### Goal of the exercise
Each entry below should be reproduced character for character.

### Dataset records
[START]

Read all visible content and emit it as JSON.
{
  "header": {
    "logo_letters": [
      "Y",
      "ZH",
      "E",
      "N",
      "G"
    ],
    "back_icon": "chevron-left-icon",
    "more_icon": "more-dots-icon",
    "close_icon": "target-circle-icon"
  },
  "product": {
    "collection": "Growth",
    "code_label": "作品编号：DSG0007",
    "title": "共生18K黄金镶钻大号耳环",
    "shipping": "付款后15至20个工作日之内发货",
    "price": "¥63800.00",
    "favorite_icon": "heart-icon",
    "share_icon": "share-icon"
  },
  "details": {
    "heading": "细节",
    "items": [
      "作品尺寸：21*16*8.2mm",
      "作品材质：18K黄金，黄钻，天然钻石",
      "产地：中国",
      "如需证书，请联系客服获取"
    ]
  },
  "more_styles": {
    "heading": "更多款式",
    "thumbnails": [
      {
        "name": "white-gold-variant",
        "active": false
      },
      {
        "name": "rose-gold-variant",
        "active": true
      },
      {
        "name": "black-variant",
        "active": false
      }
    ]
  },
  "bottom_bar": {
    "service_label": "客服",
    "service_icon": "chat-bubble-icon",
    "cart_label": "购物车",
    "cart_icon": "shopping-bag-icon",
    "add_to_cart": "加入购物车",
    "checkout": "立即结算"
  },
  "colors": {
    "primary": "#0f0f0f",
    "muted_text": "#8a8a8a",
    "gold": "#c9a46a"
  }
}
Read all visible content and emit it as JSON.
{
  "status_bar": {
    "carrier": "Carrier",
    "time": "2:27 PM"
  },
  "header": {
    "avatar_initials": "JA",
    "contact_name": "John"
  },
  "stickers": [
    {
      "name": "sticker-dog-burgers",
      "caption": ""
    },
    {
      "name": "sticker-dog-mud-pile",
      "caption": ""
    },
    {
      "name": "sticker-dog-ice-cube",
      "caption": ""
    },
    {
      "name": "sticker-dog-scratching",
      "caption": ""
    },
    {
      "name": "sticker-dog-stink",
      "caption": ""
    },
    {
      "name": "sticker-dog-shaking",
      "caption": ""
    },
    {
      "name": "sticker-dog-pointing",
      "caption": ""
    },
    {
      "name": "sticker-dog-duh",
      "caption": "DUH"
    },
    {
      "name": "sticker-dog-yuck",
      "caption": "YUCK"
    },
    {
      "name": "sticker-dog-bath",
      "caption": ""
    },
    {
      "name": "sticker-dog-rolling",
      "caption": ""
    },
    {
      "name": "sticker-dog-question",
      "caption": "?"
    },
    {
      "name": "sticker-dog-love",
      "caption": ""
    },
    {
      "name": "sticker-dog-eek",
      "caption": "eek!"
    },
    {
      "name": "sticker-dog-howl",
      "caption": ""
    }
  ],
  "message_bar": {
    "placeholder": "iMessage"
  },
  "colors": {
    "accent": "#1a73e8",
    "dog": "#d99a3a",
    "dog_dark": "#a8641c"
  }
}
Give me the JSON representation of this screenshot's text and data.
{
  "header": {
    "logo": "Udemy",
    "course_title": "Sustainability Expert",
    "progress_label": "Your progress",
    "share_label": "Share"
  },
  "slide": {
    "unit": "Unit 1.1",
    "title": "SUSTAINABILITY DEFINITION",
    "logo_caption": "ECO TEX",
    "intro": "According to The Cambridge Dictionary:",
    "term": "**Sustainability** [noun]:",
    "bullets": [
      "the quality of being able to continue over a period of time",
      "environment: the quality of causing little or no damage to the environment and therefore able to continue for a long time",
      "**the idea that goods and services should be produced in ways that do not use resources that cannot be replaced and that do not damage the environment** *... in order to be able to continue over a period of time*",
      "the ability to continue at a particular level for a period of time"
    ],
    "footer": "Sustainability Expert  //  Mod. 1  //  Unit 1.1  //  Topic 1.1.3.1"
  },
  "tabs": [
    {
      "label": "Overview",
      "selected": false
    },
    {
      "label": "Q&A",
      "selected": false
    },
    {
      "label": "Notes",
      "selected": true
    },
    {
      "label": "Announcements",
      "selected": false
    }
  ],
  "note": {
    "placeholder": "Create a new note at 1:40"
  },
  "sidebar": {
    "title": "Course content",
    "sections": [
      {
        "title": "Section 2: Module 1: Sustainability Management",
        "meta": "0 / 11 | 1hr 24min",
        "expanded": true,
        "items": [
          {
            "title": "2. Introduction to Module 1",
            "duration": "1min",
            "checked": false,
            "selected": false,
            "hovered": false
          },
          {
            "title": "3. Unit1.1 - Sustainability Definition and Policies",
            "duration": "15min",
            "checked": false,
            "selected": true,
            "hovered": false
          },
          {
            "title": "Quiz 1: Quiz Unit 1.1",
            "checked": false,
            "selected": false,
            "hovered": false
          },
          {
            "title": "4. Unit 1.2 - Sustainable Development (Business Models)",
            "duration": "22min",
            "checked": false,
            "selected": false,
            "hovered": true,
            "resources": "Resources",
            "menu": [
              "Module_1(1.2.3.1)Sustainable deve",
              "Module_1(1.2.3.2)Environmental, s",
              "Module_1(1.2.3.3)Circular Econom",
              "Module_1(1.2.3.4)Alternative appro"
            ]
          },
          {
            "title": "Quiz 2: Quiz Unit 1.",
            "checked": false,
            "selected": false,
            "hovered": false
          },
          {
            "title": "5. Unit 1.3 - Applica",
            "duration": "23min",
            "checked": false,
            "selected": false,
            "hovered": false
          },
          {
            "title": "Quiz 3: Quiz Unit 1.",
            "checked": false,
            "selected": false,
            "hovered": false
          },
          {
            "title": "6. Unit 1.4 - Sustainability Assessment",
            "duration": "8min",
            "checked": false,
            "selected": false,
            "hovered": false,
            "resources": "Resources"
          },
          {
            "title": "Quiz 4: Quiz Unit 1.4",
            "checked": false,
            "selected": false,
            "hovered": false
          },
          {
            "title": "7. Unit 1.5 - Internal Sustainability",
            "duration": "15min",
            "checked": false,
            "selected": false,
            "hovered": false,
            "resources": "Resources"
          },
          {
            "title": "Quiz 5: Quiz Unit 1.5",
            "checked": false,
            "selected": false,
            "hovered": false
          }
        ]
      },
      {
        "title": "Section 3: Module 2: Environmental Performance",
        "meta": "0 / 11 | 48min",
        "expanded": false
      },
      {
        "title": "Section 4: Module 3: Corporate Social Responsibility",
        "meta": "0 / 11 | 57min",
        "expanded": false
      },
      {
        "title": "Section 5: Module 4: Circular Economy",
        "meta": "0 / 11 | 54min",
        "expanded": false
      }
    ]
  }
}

[END]

### Correct response
Read all visible content and emit it as JSON.
{
  "header": {
    "logo_letters": [
      "Y",
      "ZH",
      "E",
      "N",
      "G"
    ],
    "back_icon": "chevron-left-icon",
    "more_icon": "more-dots-icon",
    "close_icon": "target-circle-icon"
  },
  "product": {
    "collection": "Growth",
    "code_label": "作品编号：DSG0007",
    "title": "共生18K黄金镶钻大号耳环",
    "shipping": "付款后15至20个工作日之内发货",
    "price": "¥63800.00",
    "favorite_icon": "heart-icon",
    "share_icon": "share-icon"
  },
  "details": {
    "heading": "细节",
    "items": [
      "作品尺寸：21*16*8.2mm",
      "作品材质：18K黄金，黄钻，天然钻石",
      "产地：中国",
      "如需证书，请联系客服获取"
    ]
  },
  "more_styles": {
    "heading": "更多款式",
    "thumbnails": [
      {
        "name": "white-gold-variant",
        "active": false
      },
      {
        "name": "rose-gold-variant",
        "active": true
      },
      {
        "name": "black-variant",
        "active": false
      }
    ]
  },
  "bottom_bar": {
    "service_label": "客服",
    "service_icon": "chat-bubble-icon",
    "cart_label": "购物车",
    "cart_icon": "shopping-bag-icon",
    "add_to_cart": "加入购物车",
    "checkout": "立即结算"
  },
  "colors": {
    "primary": "#0f0f0f",
    "muted_text": "#8a8a8a",
    "gold": "#c9a46a"
  }
}
Read all visible content and emit it as JSON.
{
  "status_bar": {
    "carrier": "Carrier",
    "time": "2:27 PM"
  },
  "header": {
    "avatar_initials": "JA",
    "contact_name": "John"
  },
  "stickers": [
    {
      "name": "sticker-dog-burgers",
      "caption": ""
    },
    {
      "name": "sticker-dog-mud-pile",
      "caption": ""
    },
    {
      "name": "sticker-dog-ice-cube",
      "caption": ""
    },
    {
      "name": "sticker-dog-scratching",
      "caption": ""
    },
    {
      "name": "sticker-dog-stink",
      "caption": ""
    },
    {
      "name": "sticker-dog-shaking",
      "caption": ""
    },
    {
      "name": "sticker-dog-pointing",
      "caption": ""
    },
    {
      "name": "sticker-dog-duh",
      "caption": "DUH"
    },
    {
      "name": "sticker-dog-yuck",
      "caption": "YUCK"
    },
    {
      "name": "sticker-dog-bath",
      "caption": ""
    },
    {
      "name": "sticker-dog-rolling",
      "caption": ""
    },
    {
      "name": "sticker-dog-question",
      "caption": "?"
    },
    {
      "name": "sticker-dog-love",
      "caption": ""
    },
    {
      "name": "sticker-dog-eek",
      "caption": "eek!"
    },
    {
      "name": "sticker-dog-howl",
      "caption": ""
    }
  ],
  "message_bar": {
    "placeholder": "iMessage"
  },
  "colors": {
    "accent": "#1a73e8",
    "dog": "#d99a3a",
    "dog_dark": "#a8641c"
  }
}
Give me the JSON representation of this screenshot's text and data.
{
  "header": {
    "logo": "Udemy",
    "course_title": "Sustainability Expert",
    "progress_label": "Your progress",
    "share_label": "Share"
  },
  "slide": {
    "unit": "Unit 1.1",
    "title": "SUSTAINABILITY DEFINITION",
    "logo_caption": "ECO TEX",
    "intro": "According to The Cambridge Dictionary:",
    "term": "**Sustainability** [noun]:",
    "bullets": [
      "the quality of being able to continue over a period of time",
      "environment: the quality of causing little or no damage to the environment and therefore able to continue for a long time",
      "**the idea that goods and services should be produced in ways that do not use resources that cannot be replaced and that do not damage the environment** *... in order to be able to continue over a period of time*",
      "the ability to continue at a particular level for a period of time"
    ],
    "footer": "Sustainability Expert  //  Mod. 1  //  Unit 1.1  //  Topic 1.1.3.1"
  },
  "tabs": [
    {
      "label": "Overview",
      "selected": false
    },
    {
      "label": "Q&A",
      "selected": false
    },
    {
      "label": "Notes",
      "selected": true
    },
    {
      "label": "Announcements",
      "selected": false
    }
  ],
  "note": {
    "placeholder": "Create a new note at 1:40"
  },
  "sidebar": {
    "title": "Course content",
    "sections": [
      {
        "title": "Section 2: Module 1: Sustainability Management",
        "meta": "0 / 11 | 1hr 24min",
        "expanded": true,
        "items": [
          {
            "title": "2. Introduction to Module 1",
            "duration": "1min",
            "checked": false,
            "selected": false,
            "hovered": false
          },
          {
            "title": "3. Unit1.1 - Sustainability Definition and Policies",
            "duration": "15min",
            "checked": false,
            "selected": true,
            "hovered": false
          },
          {
            "title": "Quiz 1: Quiz Unit 1.1",
            "checked": false,
            "selected": false,
            "hovered": false
          },
          {
            "title": "4. Unit 1.2 - Sustainable Development (Business Models)",
            "duration": "22min",
            "checked": false,
            "selected": false,
            "hovered": true,
            "resources": "Resources",
            "menu": [
              "Module_1(1.2.3.1)Sustainable deve",
              "Module_1(1.2.3.2)Environmental, s",
              "Module_1(1.2.3.3)Circular Econom",
              "Module_1(1.2.3.4)Alternative appro"
            ]
          },
          {
            "title": "Quiz 2: Quiz Unit 1.",
            "checked": false,
            "selected": false,
            "hovered": false
          },
          {
            "title": "5. Unit 1.3 - Applica",
            "duration": "23min",
            "checked": false,
            "selected": false,
            "hovered": false
          },
          {
            "title": "Quiz 3: Quiz Unit 1.",
            "checked": false,
            "selected": false,
            "hovered": false
          },
          {
            "title": "6. Unit 1.4 - Sustainability Assessment",
            "duration": "8min",
            "checked": false,
            "selected": false,
            "hovered": false,
            "resources": "Resources"
          },
          {
            "title": "Quiz 4: Quiz Unit 1.4",
            "checked": false,
            "selected": false,
            "hovered": false
          },
          {
            "title": "7. Unit 1.5 - Internal Sustainability",
            "duration": "15min",
            "checked": false,
            "selected": false,
            "hovered": false,
            "resources": "Resources"
          },
          {
            "title": "Quiz 5: Quiz Unit 1.5",
            "checked": false,
            "selected": false,
            "hovered": false
          }
        ]
      },
      {
        "title": "Section 3: Module 2: Environmental Performance",
        "meta": "0 / 11 | 48min",
        "expanded": false
      },
      {
        "title": "Section 4: Module 3: Corporate Social Responsibility",
        "meta": "0 / 11 | 57min",
        "expanded": false
      },
      {
        "title": "Section 5: Module 4: Circular Economy",
        "meta": "0 / 11 | 54min",
        "expanded": false
      }
    ]
  }
}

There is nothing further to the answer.